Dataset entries
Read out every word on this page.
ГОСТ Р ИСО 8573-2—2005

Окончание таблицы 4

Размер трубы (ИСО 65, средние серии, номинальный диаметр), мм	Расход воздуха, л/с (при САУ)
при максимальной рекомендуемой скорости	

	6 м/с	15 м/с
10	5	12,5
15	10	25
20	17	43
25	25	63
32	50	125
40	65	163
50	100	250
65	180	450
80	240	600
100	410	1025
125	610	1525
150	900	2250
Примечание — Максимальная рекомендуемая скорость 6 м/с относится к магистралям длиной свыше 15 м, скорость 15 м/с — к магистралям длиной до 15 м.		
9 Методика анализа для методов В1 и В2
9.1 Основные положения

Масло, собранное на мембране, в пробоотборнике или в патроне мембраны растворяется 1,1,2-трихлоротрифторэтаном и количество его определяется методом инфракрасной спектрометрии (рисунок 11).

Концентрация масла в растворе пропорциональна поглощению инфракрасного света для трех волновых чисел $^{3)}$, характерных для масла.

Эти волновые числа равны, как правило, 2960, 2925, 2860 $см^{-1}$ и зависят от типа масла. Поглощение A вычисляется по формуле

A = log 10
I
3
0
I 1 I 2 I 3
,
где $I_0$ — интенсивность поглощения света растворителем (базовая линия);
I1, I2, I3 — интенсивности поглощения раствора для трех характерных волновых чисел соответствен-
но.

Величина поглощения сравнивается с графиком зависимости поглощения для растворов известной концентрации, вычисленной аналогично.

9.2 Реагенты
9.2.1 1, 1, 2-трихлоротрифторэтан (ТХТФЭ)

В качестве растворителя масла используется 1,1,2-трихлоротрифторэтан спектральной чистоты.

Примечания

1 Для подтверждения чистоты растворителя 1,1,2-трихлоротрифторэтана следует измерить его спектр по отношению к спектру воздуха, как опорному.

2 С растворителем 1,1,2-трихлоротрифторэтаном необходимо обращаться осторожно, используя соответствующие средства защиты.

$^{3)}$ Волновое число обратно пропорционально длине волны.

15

__The exercise__.
Work out how many lines in the records above contain the word "трихлоротрифторэтаном", and reply with that number alone.

__Output for this task__.
2